* _WHAT YOU WILL DO_
Show every line of the records below that contains the word "Lastname".

* _DATASET_
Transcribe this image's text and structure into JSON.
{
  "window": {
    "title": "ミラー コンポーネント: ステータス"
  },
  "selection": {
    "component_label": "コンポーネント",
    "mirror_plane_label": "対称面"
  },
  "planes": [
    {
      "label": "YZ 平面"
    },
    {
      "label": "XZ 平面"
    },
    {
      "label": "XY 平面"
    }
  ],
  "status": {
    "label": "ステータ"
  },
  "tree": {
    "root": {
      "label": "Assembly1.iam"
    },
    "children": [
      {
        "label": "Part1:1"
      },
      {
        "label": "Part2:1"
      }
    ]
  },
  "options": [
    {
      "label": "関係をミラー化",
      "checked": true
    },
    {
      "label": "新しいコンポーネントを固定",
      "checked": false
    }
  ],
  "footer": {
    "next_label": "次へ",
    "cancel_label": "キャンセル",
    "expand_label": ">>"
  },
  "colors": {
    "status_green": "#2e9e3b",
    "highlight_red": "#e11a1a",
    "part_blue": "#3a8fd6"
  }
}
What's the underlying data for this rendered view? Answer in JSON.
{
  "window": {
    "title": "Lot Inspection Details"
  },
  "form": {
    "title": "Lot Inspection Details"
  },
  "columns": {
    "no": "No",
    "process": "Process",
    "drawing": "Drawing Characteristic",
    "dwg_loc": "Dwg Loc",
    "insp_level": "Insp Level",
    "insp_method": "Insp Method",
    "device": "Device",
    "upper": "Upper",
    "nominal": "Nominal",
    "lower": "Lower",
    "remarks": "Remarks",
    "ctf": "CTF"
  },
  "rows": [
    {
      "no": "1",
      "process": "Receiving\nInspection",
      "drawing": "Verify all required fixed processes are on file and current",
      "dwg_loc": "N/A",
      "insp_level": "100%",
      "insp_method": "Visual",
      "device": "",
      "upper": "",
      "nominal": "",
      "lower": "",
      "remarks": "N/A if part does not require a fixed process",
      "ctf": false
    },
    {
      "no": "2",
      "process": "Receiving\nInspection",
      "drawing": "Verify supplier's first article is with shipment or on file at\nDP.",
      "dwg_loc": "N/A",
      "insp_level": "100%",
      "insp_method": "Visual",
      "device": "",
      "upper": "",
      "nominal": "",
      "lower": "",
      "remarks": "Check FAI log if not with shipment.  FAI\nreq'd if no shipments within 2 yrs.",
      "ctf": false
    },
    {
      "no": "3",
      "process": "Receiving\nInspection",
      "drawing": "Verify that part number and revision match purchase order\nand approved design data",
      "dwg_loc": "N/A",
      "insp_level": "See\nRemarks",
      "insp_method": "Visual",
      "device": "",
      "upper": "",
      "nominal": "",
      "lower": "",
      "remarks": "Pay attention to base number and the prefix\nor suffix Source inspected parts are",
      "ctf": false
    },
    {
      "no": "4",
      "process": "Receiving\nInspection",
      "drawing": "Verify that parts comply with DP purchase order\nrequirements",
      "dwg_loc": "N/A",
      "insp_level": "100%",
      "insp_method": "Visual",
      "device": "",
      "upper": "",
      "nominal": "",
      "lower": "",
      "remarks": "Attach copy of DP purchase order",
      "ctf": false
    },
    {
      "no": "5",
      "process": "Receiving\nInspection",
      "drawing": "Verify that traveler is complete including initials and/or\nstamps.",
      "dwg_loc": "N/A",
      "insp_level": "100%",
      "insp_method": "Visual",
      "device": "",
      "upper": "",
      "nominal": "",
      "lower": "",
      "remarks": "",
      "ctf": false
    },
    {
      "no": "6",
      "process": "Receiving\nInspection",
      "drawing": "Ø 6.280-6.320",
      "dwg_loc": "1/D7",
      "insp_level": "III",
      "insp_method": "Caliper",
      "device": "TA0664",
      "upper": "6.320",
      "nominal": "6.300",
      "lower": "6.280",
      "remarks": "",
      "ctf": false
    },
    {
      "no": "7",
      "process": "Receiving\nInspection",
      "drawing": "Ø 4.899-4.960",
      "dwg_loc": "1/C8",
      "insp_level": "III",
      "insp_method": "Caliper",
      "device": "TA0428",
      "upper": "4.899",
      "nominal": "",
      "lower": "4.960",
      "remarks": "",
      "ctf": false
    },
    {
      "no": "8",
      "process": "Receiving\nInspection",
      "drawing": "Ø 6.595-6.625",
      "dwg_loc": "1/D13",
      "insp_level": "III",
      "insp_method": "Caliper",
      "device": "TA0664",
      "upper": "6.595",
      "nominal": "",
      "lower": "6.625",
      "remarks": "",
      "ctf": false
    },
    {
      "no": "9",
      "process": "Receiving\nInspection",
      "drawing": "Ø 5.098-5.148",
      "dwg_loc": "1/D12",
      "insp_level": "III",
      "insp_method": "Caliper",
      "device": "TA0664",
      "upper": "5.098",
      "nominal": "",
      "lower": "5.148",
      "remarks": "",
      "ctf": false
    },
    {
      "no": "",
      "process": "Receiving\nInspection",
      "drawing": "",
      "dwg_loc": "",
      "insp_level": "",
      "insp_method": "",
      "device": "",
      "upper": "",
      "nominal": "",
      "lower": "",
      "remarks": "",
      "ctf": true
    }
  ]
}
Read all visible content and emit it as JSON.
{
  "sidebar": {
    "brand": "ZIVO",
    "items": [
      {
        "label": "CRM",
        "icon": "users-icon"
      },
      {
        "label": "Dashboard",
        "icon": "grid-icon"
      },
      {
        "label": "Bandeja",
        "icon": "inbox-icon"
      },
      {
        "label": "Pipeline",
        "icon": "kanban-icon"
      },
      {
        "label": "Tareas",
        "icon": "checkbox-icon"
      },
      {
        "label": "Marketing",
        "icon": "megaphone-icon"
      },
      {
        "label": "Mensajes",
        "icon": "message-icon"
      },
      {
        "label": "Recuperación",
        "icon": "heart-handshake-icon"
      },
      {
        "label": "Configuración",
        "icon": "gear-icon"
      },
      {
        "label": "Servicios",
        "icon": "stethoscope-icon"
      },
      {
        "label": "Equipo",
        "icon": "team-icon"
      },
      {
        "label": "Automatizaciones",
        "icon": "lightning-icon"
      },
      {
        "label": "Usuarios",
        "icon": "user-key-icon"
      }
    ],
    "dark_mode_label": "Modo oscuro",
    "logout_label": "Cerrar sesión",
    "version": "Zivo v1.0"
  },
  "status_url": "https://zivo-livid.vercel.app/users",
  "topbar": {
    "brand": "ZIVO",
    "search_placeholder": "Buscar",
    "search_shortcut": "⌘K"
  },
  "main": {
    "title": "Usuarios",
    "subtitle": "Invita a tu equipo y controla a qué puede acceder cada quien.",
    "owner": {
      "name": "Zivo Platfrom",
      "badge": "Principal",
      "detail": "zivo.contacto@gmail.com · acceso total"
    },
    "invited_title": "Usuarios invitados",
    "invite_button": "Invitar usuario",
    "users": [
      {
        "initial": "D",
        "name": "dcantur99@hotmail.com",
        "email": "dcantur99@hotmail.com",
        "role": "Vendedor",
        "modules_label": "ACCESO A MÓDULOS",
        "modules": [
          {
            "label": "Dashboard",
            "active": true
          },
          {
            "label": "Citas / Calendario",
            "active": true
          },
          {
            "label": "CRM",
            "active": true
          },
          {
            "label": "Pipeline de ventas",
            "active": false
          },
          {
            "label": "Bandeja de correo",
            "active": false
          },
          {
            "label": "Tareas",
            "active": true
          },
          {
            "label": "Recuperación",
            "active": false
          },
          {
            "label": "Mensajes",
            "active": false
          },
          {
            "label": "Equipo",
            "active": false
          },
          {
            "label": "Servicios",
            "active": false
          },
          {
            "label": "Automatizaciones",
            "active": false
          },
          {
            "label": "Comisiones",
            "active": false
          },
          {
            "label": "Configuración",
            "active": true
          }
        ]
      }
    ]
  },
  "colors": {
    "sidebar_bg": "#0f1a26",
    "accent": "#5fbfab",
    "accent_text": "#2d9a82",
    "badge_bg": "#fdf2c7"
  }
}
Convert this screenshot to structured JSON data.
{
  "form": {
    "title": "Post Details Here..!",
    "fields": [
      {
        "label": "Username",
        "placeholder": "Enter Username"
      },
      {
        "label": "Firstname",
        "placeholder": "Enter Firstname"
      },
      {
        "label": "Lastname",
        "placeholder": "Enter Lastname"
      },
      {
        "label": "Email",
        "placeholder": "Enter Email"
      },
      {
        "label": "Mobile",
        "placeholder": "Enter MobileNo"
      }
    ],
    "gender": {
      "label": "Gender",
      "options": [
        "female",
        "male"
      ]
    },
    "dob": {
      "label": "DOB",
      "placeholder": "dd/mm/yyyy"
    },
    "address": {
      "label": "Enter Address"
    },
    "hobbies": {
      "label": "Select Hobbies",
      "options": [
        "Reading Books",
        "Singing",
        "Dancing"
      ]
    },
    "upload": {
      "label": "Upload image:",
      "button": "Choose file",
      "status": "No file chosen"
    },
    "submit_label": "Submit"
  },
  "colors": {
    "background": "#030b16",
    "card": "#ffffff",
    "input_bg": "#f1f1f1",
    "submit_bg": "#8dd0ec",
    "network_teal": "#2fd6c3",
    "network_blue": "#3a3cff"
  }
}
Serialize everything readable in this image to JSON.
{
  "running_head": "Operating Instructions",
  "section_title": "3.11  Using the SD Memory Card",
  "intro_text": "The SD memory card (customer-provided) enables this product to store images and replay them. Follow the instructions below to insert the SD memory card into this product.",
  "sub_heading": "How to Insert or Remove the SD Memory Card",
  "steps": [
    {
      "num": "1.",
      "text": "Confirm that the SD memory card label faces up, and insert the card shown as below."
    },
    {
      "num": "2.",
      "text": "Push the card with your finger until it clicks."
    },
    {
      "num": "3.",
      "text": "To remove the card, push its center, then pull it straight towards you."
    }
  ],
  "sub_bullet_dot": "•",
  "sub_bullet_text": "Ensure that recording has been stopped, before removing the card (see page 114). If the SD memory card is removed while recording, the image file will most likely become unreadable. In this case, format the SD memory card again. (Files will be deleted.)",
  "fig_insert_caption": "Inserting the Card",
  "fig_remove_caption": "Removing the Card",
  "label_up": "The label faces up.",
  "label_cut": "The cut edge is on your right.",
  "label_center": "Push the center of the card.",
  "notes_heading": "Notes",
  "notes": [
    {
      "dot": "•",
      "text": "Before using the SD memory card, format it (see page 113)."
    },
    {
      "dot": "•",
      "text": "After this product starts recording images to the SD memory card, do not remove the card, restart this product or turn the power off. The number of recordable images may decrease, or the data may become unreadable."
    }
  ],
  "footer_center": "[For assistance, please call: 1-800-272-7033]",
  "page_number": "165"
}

* _WORKED ANSWER_
        "label": "Lastname",
        "placeholder": "Enter Lastname"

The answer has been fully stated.